Problem to solve:
List all lines of the data containing the word "level".

•••••

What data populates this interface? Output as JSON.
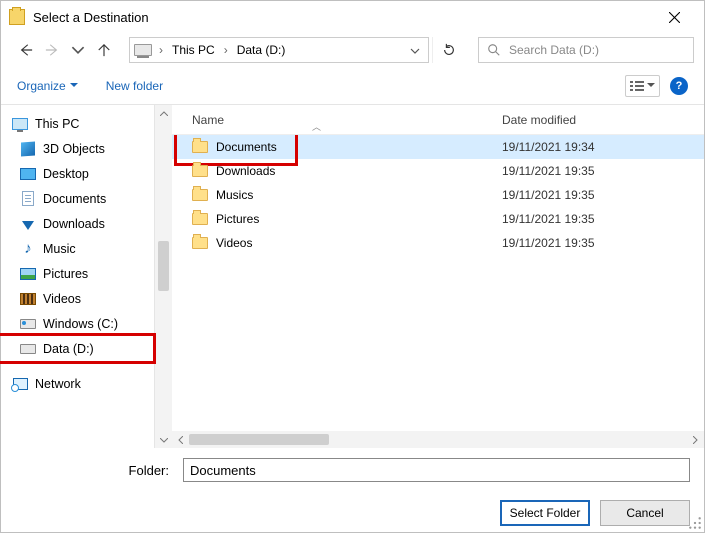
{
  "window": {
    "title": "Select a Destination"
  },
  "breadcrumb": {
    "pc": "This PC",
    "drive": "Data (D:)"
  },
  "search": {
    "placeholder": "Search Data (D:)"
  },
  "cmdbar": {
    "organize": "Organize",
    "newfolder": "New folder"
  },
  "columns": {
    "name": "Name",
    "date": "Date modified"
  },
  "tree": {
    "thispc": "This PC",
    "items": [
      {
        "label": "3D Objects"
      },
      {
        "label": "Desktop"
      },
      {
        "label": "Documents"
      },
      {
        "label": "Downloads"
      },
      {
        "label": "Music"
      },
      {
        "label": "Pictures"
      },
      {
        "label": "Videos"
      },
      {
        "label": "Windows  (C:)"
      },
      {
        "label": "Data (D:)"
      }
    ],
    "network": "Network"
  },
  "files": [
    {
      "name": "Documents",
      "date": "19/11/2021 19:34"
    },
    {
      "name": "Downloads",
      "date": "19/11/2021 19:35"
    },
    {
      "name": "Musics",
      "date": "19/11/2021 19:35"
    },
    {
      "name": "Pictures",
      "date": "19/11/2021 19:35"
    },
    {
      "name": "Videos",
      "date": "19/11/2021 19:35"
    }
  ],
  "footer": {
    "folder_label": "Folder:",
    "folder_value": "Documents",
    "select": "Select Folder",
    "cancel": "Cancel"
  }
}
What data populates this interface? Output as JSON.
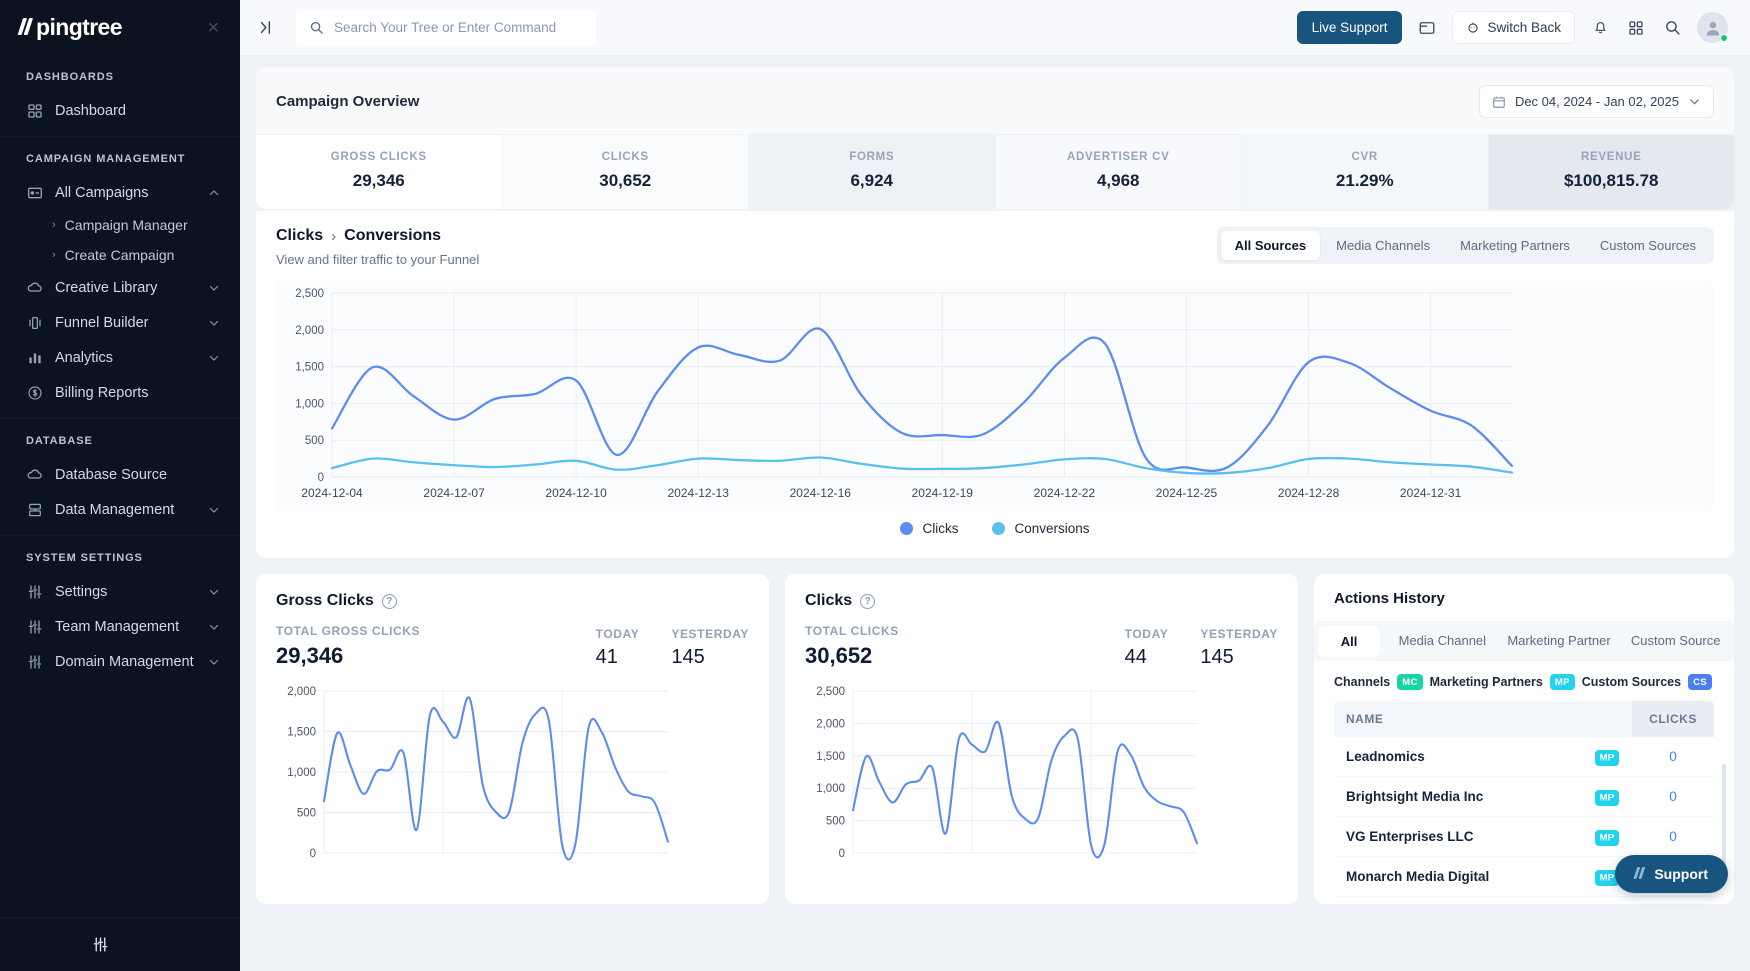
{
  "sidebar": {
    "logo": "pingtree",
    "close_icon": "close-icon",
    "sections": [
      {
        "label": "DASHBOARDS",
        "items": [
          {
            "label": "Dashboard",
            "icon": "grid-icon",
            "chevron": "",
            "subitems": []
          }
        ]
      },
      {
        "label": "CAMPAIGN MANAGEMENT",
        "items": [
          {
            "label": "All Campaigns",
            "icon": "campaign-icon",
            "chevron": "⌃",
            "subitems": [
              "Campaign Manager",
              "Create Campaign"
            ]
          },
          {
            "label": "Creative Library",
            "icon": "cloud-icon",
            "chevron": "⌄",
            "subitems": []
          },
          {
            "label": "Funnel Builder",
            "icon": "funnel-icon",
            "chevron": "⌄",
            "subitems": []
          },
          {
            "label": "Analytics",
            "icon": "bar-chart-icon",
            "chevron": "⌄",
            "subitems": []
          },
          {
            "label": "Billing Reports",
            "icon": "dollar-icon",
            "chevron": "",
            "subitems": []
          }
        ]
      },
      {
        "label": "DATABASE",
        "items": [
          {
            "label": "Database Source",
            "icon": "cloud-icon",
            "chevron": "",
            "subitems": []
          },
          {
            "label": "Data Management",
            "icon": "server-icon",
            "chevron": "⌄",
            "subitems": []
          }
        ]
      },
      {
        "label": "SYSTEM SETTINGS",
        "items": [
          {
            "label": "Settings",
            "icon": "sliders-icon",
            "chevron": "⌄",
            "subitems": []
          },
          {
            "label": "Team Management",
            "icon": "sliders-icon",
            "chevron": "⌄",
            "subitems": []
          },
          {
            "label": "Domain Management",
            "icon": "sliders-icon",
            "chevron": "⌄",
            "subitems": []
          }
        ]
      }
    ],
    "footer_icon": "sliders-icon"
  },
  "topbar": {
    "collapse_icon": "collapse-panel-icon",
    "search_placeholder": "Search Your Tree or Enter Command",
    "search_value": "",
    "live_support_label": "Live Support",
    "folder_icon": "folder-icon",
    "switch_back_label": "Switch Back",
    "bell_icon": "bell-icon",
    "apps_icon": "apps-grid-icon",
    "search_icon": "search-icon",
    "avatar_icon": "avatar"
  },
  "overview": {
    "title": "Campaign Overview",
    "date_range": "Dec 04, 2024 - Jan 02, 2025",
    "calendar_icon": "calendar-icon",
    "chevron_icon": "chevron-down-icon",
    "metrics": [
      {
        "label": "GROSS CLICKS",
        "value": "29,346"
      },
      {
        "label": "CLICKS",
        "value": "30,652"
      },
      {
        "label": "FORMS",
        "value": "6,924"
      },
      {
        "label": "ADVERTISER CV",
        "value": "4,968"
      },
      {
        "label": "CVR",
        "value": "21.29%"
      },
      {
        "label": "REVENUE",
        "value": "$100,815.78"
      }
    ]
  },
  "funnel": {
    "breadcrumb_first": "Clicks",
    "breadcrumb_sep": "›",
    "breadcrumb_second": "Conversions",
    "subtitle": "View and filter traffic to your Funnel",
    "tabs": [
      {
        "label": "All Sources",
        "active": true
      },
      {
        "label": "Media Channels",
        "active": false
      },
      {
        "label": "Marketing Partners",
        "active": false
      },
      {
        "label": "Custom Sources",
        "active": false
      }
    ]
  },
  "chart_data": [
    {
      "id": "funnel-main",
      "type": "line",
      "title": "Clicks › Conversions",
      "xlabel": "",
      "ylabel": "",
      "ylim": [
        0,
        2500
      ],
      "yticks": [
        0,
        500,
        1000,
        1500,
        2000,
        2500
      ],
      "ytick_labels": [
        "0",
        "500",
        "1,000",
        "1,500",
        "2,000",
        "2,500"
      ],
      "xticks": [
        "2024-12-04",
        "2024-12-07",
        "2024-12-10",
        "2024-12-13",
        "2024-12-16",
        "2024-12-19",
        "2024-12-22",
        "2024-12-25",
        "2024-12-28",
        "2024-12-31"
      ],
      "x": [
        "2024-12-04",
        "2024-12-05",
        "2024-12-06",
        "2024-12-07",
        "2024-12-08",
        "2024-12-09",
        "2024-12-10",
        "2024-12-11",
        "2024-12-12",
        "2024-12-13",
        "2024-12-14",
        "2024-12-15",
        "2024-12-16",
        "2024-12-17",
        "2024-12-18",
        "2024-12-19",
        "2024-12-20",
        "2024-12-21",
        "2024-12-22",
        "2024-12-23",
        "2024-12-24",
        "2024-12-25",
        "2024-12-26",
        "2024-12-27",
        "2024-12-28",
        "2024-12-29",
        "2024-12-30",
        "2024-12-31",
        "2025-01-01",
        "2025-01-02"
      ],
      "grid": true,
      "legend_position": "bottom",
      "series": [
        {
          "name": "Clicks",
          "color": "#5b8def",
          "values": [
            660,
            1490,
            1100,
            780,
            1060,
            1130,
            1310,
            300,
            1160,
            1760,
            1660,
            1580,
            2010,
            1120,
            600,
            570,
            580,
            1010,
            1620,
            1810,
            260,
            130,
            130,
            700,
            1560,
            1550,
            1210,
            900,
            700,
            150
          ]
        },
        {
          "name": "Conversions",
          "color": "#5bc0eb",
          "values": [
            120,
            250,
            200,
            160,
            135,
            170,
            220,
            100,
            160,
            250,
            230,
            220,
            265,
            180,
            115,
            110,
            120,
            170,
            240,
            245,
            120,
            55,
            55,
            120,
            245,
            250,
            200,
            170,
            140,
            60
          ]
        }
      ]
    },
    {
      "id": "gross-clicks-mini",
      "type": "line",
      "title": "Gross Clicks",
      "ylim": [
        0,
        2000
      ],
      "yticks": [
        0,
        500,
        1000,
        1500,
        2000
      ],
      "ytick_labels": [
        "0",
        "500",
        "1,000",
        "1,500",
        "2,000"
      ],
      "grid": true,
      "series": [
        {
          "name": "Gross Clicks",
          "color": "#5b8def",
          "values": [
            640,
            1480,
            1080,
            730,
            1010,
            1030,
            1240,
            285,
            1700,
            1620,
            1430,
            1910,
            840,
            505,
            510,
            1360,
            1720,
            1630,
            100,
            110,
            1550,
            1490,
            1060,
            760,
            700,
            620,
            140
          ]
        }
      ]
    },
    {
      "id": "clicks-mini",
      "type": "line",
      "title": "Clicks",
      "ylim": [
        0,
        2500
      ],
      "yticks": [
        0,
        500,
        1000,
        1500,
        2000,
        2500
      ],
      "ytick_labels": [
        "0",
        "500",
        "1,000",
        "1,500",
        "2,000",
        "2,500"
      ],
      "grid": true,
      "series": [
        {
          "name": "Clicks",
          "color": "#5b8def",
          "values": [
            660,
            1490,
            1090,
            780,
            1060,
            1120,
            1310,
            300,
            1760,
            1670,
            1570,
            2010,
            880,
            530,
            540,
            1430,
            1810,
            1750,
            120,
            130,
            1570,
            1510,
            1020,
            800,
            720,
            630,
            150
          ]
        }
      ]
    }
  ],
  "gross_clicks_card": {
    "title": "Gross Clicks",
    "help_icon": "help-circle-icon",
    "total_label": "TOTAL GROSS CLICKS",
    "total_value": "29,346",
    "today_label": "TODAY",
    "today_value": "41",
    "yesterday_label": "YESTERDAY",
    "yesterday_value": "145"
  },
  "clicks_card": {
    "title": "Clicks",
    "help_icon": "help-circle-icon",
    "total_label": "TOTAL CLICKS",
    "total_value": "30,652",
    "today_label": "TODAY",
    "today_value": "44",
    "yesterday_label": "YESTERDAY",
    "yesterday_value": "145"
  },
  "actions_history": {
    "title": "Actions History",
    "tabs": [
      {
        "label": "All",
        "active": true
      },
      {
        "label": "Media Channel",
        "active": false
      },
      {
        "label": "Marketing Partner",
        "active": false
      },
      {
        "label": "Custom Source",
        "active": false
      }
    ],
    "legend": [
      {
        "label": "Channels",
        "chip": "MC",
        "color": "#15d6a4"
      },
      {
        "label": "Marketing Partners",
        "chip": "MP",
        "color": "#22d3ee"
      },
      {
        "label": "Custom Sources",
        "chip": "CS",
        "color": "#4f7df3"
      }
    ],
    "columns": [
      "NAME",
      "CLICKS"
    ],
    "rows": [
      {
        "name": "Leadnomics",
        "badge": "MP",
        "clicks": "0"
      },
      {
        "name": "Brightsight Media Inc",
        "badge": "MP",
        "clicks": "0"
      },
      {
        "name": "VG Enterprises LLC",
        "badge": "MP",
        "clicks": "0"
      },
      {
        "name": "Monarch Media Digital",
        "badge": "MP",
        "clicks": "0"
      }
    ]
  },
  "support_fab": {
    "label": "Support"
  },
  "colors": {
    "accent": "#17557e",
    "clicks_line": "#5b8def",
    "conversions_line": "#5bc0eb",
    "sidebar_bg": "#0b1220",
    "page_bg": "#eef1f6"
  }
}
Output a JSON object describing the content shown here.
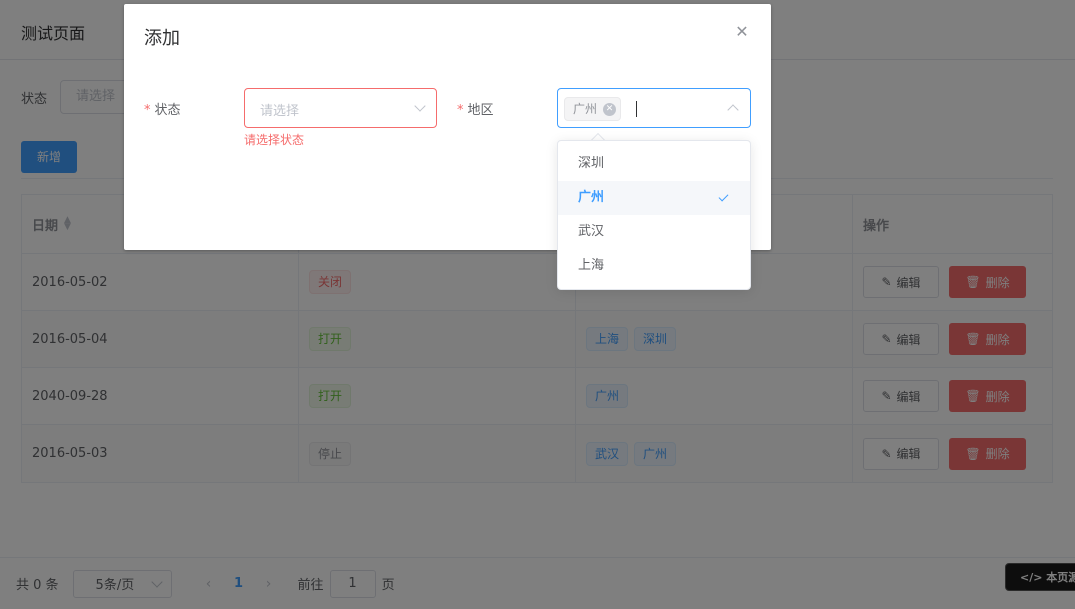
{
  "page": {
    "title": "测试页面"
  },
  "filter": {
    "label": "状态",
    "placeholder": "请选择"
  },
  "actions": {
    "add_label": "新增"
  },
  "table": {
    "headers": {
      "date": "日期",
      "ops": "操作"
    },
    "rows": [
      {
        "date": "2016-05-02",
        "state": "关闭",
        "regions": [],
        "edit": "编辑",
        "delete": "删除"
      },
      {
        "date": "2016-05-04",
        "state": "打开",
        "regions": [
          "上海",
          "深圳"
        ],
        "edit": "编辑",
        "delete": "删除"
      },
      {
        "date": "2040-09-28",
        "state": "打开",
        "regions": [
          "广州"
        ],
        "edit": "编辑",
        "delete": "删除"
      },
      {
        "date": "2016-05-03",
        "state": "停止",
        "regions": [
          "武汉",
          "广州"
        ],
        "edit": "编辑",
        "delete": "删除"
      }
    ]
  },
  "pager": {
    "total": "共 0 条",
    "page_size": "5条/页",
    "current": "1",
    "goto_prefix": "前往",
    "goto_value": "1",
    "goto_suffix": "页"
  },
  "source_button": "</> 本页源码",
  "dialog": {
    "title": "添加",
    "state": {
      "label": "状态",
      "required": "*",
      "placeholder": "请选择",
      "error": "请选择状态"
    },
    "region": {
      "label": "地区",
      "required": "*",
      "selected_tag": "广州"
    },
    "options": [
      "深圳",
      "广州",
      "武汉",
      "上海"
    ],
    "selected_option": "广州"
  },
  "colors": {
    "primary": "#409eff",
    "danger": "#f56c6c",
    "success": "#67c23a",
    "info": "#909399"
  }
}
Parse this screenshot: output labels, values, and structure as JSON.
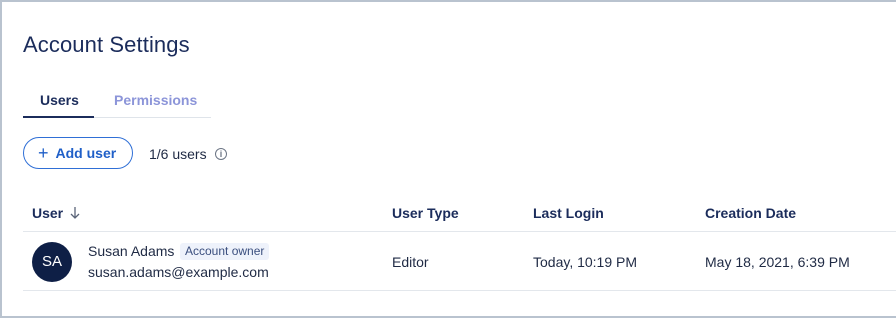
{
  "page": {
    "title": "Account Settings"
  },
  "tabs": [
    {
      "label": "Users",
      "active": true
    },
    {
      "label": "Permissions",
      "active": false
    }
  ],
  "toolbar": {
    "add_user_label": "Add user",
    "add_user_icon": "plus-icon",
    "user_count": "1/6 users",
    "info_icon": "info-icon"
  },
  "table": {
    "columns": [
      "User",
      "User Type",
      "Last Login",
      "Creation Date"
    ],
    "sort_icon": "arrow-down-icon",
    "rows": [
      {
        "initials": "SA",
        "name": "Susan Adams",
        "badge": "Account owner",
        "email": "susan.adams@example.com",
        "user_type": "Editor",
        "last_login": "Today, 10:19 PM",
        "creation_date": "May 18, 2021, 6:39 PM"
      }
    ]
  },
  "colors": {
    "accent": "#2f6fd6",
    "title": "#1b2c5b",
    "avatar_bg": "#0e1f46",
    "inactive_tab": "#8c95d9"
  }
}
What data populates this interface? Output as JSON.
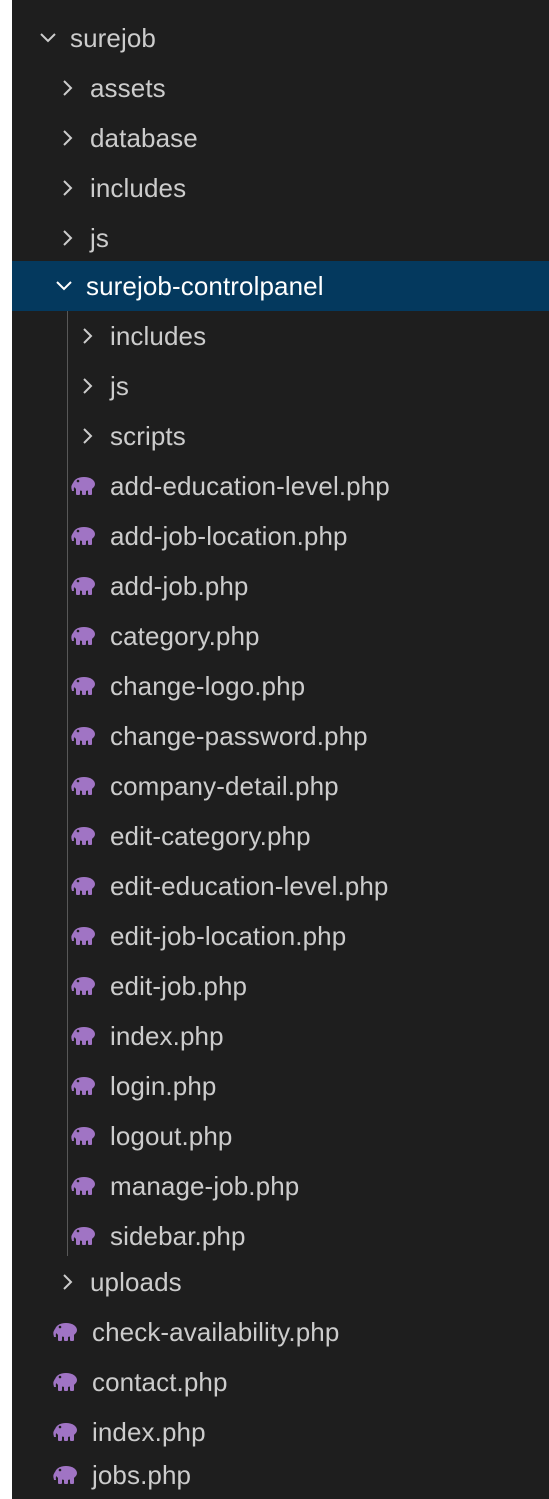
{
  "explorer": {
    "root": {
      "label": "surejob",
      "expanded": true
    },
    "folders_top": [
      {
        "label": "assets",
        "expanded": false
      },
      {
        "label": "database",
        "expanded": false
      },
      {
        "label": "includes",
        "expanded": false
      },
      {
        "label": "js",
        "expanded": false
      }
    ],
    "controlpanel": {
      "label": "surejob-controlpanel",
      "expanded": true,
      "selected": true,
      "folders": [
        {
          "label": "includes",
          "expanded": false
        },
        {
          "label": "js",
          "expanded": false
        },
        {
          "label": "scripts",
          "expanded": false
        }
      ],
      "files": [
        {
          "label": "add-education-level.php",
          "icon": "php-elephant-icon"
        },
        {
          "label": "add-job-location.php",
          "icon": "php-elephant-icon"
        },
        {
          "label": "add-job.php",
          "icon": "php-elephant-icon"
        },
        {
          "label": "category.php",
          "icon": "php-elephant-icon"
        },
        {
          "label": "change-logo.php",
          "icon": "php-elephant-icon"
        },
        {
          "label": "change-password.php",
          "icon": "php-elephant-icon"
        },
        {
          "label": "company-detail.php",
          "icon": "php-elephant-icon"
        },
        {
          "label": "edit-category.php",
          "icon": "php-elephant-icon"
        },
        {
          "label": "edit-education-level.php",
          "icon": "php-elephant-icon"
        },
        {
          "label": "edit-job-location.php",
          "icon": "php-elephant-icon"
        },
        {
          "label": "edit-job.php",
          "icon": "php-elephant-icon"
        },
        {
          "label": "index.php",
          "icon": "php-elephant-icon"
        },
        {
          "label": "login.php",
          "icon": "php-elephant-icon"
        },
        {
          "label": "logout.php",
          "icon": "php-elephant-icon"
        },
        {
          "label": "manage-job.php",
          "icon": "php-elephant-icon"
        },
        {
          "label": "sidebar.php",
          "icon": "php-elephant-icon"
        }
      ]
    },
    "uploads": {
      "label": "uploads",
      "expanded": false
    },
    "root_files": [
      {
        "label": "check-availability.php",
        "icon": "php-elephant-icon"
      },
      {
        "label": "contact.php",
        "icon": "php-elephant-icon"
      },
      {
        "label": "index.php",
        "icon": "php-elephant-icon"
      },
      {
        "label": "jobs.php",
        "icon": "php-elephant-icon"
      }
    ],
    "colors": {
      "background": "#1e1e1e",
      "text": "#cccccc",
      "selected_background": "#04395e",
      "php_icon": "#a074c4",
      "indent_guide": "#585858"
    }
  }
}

•••••

Task result:
          "label": "add-education-level.php",
          "label": "edit-education-level.php",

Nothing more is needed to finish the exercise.